▶ [Estratto del documento]:

■ ■ ■ ■ ■ ■ ■

Molti, di fronte a questo, cambieranno bandiera; altri lo faranno solo quando non sarà più possibile dubitare della sconfitta: altri ancora vorranno farlo, ma non ne avranno mai l'opportunità. L'arrivo di Gianni Brera tra i partigiani coincide con l'inizio dell'avventura della Repubblica dell'Ossola, un tentativo [rivelatosi poi effimero] di creare una zona liberata. Nel 1975, con il distacco dato dall'età e dal tempo trascorso, Brera - che è già "Gianni Brera" - darà un giudizio ragionato e non troppo inclemente sull'esperienza: "Lavorando ad allestire il nuovo reparto", scrive, "non ho potuto seguire molto da vicino le vicende politiche della Repubblica dell'Ossola. Gente di fede e buona volontà vi lavorava a scoprire la democrazia ed esercitarla secondo giustizia. Il solo errore di cui sono al corrente riguarda l'atteggiamento militare. La piccola repubblica ambiva a trasformare la guerra partigiana, fino a quel momento assai positiva, in vera e propria guerra fra eserciti. Era un'illusione rivelatasi ben presto assai pericolosa. Non pochi reparti consistevano sulla carta. Di altre divisioni sentivo i garibaldini parlare con disprezzo". L'offensiva delle truppe tedesche e fasciste si conclude, nell'arco di un paio di settimane, con la rotta delle forze partigiane. Brera sfugge agli inseguitori in modo romanzesco.

■ ■ ■ ■ ■ ■ ■

Dati memorizzati
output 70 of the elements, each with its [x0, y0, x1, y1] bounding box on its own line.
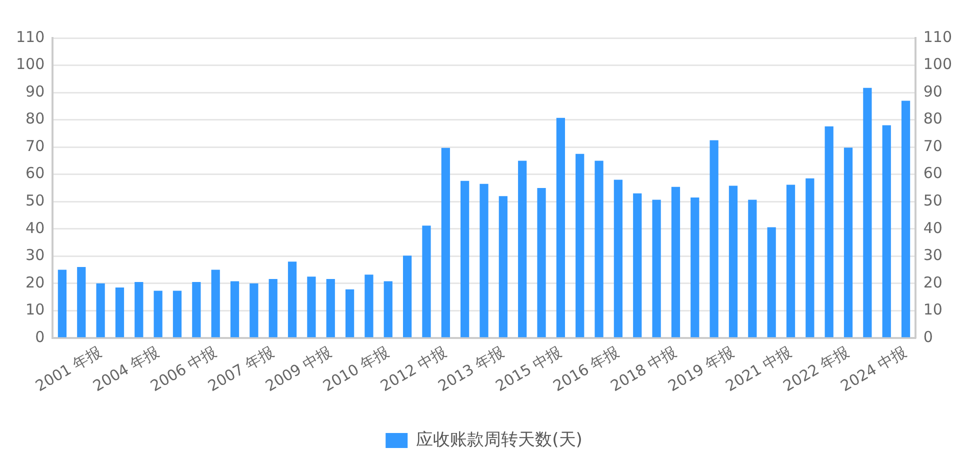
bar [748, 200, 757, 338]
bar [806, 178, 814, 338]
bar [172, 290, 182, 338]
y-tick-label: 50 [26, 191, 45, 210]
bar [844, 148, 853, 338]
y-tick-label: 110 [16, 28, 45, 46]
bar [480, 184, 488, 338]
bar [594, 160, 604, 338]
bar [307, 276, 316, 338]
y-tick-label: 10 [26, 300, 45, 319]
bar [901, 100, 910, 338]
y-tick-label: 0 [35, 328, 45, 346]
y2-tick-label: 0 [923, 328, 933, 346]
y2-tick-label: 80 [923, 110, 942, 128]
y-tick-label: 80 [26, 110, 45, 128]
bar [728, 186, 738, 338]
bar [614, 180, 623, 338]
bar [364, 274, 374, 338]
bar [192, 282, 201, 338]
y2-tick-label: 40 [923, 218, 942, 237]
y-tick-label: 90 [26, 82, 45, 100]
bar [403, 256, 412, 338]
y-tick-label: 40 [26, 218, 45, 237]
bar [690, 198, 700, 338]
bar [633, 193, 642, 338]
bar [882, 125, 891, 338]
y-tick-label: 60 [26, 164, 45, 182]
bar [96, 283, 105, 338]
bar [77, 267, 86, 338]
bar [230, 281, 240, 338]
bar [556, 118, 565, 338]
bar [288, 262, 297, 338]
y-tick-label: 30 [26, 246, 45, 264]
y-tick-label: 100 [16, 55, 45, 74]
bar [441, 148, 450, 338]
bar [576, 154, 584, 338]
y-tick-label: 20 [26, 273, 45, 292]
bar [154, 290, 162, 338]
y-tick-label: 70 [26, 136, 45, 155]
bar [824, 126, 834, 338]
bar [268, 279, 278, 338]
bar [250, 283, 258, 338]
bar [537, 188, 546, 338]
bar [134, 282, 144, 338]
y2-tick-label: 70 [923, 136, 942, 155]
bar [518, 160, 527, 338]
y2-tick-label: 30 [923, 246, 942, 264]
y2-tick-label: 90 [923, 82, 942, 100]
bar [460, 180, 470, 338]
bar [58, 270, 67, 338]
bar [652, 200, 661, 338]
y2-tick-label: 110 [923, 28, 952, 46]
bar [863, 88, 872, 338]
bar [211, 270, 220, 338]
y2-tick-label: 100 [923, 55, 952, 74]
bar [345, 289, 354, 338]
y2-tick-label: 20 [923, 273, 942, 292]
bar [671, 186, 680, 338]
y2-tick-label: 60 [923, 164, 942, 182]
bar [422, 226, 431, 338]
bar [710, 140, 718, 338]
bar [767, 227, 776, 338]
bar [498, 196, 508, 338]
legend-label: 应收账款周转天数(天) [416, 430, 582, 450]
bar [384, 281, 392, 338]
bar [786, 184, 796, 338]
bar [326, 279, 335, 338]
bar [115, 287, 124, 338]
y2-tick-label: 50 [923, 191, 942, 210]
y2-tick-label: 10 [923, 300, 942, 319]
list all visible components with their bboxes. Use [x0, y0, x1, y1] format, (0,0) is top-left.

■ ■ ■ ■ ■ ■ ■

▶ [Le consegne]:
1. Rispondi alle seguenti domande sul brano dedicato a Gianni Brera.
(a) In quale anno Brera esprime il suo giudizio sull'esperienza della Repubblica dell'Ossola?
(b) Secondo Brera, qual è il solo errore di cui è al corrente?
(c) In quanto tempo si conclude l'offensiva delle truppe tedesche e fasciste?
2. Riporta fedelmente le righe dell'elenco: parti dalla riga che contiene "bar [748, 200, 757, 338]" e fermati dopo quella che contiene "y2-tick-label: 80 [923, 110, 942, 128]".

▶ [Soluzioni degli esercizi]:
1.
(a) Nel 1975.
(b) L'errore riguarda l'atteggiamento militare.
(c) Nell'arco di un paio di settimane.

2.
bar [748, 200, 757, 338]
bar [806, 178, 814, 338]
bar [172, 290, 182, 338]
y-tick-label: 50 [26, 191, 45, 210]
bar [844, 148, 853, 338]
y-tick-label: 110 [16, 28, 45, 46]
bar [480, 184, 488, 338]
bar [594, 160, 604, 338]
bar [307, 276, 316, 338]
y-tick-label: 10 [26, 300, 45, 319]
bar [901, 100, 910, 338]
y-tick-label: 0 [35, 328, 45, 346]
y2-tick-label: 0 [923, 328, 933, 346]
y2-tick-label: 80 [923, 110, 942, 128]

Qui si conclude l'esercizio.